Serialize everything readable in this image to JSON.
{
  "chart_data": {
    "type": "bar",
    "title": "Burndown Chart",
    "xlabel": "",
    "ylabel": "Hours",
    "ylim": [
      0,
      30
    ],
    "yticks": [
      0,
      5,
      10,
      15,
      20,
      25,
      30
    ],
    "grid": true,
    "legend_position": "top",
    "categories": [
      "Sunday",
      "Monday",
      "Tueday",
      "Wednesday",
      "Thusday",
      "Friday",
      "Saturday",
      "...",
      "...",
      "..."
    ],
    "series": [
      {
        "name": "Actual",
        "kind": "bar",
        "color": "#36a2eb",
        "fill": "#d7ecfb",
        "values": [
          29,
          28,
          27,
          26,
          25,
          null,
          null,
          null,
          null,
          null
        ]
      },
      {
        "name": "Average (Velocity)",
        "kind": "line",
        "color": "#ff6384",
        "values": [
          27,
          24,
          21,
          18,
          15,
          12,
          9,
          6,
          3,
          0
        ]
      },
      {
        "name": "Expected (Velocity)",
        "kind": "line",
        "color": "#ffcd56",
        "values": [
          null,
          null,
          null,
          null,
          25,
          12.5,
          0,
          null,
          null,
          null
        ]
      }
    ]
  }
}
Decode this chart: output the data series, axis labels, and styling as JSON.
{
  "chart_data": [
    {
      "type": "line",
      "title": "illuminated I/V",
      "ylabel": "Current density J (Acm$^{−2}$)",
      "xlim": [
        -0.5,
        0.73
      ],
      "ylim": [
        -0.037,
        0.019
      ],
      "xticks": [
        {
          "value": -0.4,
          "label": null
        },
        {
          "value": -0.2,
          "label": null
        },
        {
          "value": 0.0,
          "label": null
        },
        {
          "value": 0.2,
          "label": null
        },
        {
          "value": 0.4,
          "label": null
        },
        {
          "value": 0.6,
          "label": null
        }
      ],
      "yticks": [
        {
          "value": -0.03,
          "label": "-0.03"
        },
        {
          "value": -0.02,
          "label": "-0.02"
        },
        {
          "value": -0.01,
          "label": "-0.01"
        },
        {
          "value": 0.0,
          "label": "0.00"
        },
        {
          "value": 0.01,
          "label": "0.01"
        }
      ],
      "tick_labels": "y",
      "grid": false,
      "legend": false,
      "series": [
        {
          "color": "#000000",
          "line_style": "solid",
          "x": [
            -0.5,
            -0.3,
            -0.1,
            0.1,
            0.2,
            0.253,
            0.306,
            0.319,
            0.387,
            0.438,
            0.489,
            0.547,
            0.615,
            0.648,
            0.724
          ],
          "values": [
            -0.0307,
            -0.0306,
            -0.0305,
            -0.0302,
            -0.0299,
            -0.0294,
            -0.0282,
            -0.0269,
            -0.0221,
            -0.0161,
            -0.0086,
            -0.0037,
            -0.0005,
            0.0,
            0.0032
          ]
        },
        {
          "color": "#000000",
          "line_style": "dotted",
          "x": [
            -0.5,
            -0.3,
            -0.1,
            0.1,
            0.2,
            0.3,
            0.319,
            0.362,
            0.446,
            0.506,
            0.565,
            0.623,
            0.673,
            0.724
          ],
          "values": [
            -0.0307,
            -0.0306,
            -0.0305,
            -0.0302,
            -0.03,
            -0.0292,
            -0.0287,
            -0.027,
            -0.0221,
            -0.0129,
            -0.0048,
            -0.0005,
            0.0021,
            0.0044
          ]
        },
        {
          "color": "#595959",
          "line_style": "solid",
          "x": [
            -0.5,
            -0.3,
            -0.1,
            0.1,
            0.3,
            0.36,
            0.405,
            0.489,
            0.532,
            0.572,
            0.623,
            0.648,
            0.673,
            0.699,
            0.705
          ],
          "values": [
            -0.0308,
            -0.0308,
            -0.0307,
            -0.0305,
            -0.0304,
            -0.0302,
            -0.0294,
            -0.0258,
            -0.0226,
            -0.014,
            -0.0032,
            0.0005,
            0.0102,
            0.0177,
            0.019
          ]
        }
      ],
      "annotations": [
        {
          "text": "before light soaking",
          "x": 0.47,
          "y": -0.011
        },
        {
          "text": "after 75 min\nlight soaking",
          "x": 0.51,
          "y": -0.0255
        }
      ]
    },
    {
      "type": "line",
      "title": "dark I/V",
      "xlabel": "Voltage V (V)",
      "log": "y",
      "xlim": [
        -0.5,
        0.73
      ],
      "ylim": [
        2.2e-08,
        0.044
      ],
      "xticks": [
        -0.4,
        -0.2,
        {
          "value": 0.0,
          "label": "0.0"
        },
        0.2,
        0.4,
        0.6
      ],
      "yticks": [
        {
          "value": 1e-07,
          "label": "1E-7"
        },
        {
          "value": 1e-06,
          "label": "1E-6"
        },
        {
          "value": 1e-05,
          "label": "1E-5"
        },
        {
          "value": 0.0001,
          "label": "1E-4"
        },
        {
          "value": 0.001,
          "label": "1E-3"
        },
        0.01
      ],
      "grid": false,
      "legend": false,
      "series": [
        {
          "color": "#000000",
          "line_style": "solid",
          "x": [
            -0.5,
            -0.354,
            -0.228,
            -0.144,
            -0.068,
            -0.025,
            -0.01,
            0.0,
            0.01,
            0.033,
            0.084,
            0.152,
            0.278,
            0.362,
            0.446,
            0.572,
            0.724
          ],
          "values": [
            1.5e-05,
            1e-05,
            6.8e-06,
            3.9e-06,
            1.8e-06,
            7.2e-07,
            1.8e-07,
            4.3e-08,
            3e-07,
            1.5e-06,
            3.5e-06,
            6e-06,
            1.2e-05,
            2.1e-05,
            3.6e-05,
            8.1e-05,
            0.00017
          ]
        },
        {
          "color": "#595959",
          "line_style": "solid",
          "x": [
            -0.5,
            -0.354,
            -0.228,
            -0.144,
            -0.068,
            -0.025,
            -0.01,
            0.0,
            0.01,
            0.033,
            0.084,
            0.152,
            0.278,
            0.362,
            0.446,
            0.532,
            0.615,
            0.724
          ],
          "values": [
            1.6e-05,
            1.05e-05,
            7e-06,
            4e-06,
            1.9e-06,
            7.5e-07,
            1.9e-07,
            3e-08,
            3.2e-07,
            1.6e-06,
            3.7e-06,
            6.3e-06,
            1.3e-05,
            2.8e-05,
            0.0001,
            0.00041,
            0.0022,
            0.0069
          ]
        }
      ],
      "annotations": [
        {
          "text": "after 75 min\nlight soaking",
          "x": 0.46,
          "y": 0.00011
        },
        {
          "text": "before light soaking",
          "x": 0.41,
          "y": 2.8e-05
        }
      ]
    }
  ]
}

━━━━━━━━

• [Task directions]:
Make an exact copy of the listing, including every line.

• [Result of the exercise]:
Serialize everything readable in this image to JSON.
{
  "chart_data": {
    "type": "bar",
    "title": "Burndown Chart",
    "xlabel": "",
    "ylabel": "Hours",
    "ylim": [
      0,
      30
    ],
    "yticks": [
      0,
      5,
      10,
      15,
      20,
      25,
      30
    ],
    "grid": true,
    "legend_position": "top",
    "categories": [
      "Sunday",
      "Monday",
      "Tueday",
      "Wednesday",
      "Thusday",
      "Friday",
      "Saturday",
      "...",
      "...",
      "..."
    ],
    "series": [
      {
        "name": "Actual",
        "kind": "bar",
        "color": "#36a2eb",
        "fill": "#d7ecfb",
        "values": [
          29,
          28,
          27,
          26,
          25,
          null,
          null,
          null,
          null,
          null
        ]
      },
      {
        "name": "Average (Velocity)",
        "kind": "line",
        "color": "#ff6384",
        "values": [
          27,
          24,
          21,
          18,
          15,
          12,
          9,
          6,
          3,
          0
        ]
      },
      {
        "name": "Expected (Velocity)",
        "kind": "line",
        "color": "#ffcd56",
        "values": [
          null,
          null,
          null,
          null,
          25,
          12.5,
          0,
          null,
          null,
          null
        ]
      }
    ]
  }
}
Decode this chart: output the data series, axis labels, and styling as JSON.
{
  "chart_data": [
    {
      "type": "line",
      "title": "illuminated I/V",
      "ylabel": "Current density J (Acm$^{−2}$)",
      "xlim": [
        -0.5,
        0.73
      ],
      "ylim": [
        -0.037,
        0.019
      ],
      "xticks": [
        {
          "value": -0.4,
          "label": null
        },
        {
          "value": -0.2,
          "label": null
        },
        {
          "value": 0.0,
          "label": null
        },
        {
          "value": 0.2,
          "label": null
        },
        {
          "value": 0.4,
          "label": null
        },
        {
          "value": 0.6,
          "label": null
        }
      ],
      "yticks": [
        {
          "value": -0.03,
          "label": "-0.03"
        },
        {
          "value": -0.02,
          "label": "-0.02"
        },
        {
          "value": -0.01,
          "label": "-0.01"
        },
        {
          "value": 0.0,
          "label": "0.00"
        },
        {
          "value": 0.01,
          "label": "0.01"
        }
      ],
      "tick_labels": "y",
      "grid": false,
      "legend": false,
      "series": [
        {
          "color": "#000000",
          "line_style": "solid",
          "x": [
            -0.5,
            -0.3,
            -0.1,
            0.1,
            0.2,
            0.253,
            0.306,
            0.319,
            0.387,
            0.438,
            0.489,
            0.547,
            0.615,
            0.648,
            0.724
          ],
          "values": [
            -0.0307,
            -0.0306,
            -0.0305,
            -0.0302,
            -0.0299,
            -0.0294,
            -0.0282,
            -0.0269,
            -0.0221,
            -0.0161,
            -0.0086,
            -0.0037,
            -0.0005,
            0.0,
            0.0032
          ]
        },
        {
          "color": "#000000",
          "line_style": "dotted",
          "x": [
            -0.5,
            -0.3,
            -0.1,
            0.1,
            0.2,
            0.3,
            0.319,
            0.362,
            0.446,
            0.506,
            0.565,
            0.623,
            0.673,
            0.724
          ],
          "values": [
            -0.0307,
            -0.0306,
            -0.0305,
            -0.0302,
            -0.03,
            -0.0292,
            -0.0287,
            -0.027,
            -0.0221,
            -0.0129,
            -0.0048,
            -0.0005,
            0.0021,
            0.0044
          ]
        },
        {
          "color": "#595959",
          "line_style": "solid",
          "x": [
            -0.5,
            -0.3,
            -0.1,
            0.1,
            0.3,
            0.36,
            0.405,
            0.489,
            0.532,
            0.572,
            0.623,
            0.648,
            0.673,
            0.699,
            0.705
          ],
          "values": [
            -0.0308,
            -0.0308,
            -0.0307,
            -0.0305,
            -0.0304,
            -0.0302,
            -0.0294,
            -0.0258,
            -0.0226,
            -0.014,
            -0.0032,
            0.0005,
            0.0102,
            0.0177,
            0.019
          ]
        }
      ],
      "annotations": [
        {
          "text": "before light soaking",
          "x": 0.47,
          "y": -0.011
        },
        {
          "text": "after 75 min\nlight soaking",
          "x": 0.51,
          "y": -0.0255
        }
      ]
    },
    {
      "type": "line",
      "title": "dark I/V",
      "xlabel": "Voltage V (V)",
      "log": "y",
      "xlim": [
        -0.5,
        0.73
      ],
      "ylim": [
        2.2e-08,
        0.044
      ],
      "xticks": [
        -0.4,
        -0.2,
        {
          "value": 0.0,
          "label": "0.0"
        },
        0.2,
        0.4,
        0.6
      ],
      "yticks": [
        {
          "value": 1e-07,
          "label": "1E-7"
        },
        {
          "value": 1e-06,
          "label": "1E-6"
        },
        {
          "value": 1e-05,
          "label": "1E-5"
        },
        {
          "value": 0.0001,
          "label": "1E-4"
        },
        {
          "value": 0.001,
          "label": "1E-3"
        },
        0.01
      ],
      "grid": false,
      "legend": false,
      "series": [
        {
          "color": "#000000",
          "line_style": "solid",
          "x": [
            -0.5,
            -0.354,
            -0.228,
            -0.144,
            -0.068,
            -0.025,
            -0.01,
            0.0,
            0.01,
            0.033,
            0.084,
            0.152,
            0.278,
            0.362,
            0.446,
            0.572,
            0.724
          ],
          "values": [
            1.5e-05,
            1e-05,
            6.8e-06,
            3.9e-06,
            1.8e-06,
            7.2e-07,
            1.8e-07,
            4.3e-08,
            3e-07,
            1.5e-06,
            3.5e-06,
            6e-06,
            1.2e-05,
            2.1e-05,
            3.6e-05,
            8.1e-05,
            0.00017
          ]
        },
        {
          "color": "#595959",
          "line_style": "solid",
          "x": [
            -0.5,
            -0.354,
            -0.228,
            -0.144,
            -0.068,
            -0.025,
            -0.01,
            0.0,
            0.01,
            0.033,
            0.084,
            0.152,
            0.278,
            0.362,
            0.446,
            0.532,
            0.615,
            0.724
          ],
          "values": [
            1.6e-05,
            1.05e-05,
            7e-06,
            4e-06,
            1.9e-06,
            7.5e-07,
            1.9e-07,
            3e-08,
            3.2e-07,
            1.6e-06,
            3.7e-06,
            6.3e-06,
            1.3e-05,
            2.8e-05,
            0.0001,
            0.00041,
            0.0022,
            0.0069
          ]
        }
      ],
      "annotations": [
        {
          "text": "after 75 min\nlight soaking",
          "x": 0.46,
          "y": 0.00011
        },
        {
          "text": "before light soaking",
          "x": 0.41,
          "y": 2.8e-05
        }
      ]
    }
  ]
}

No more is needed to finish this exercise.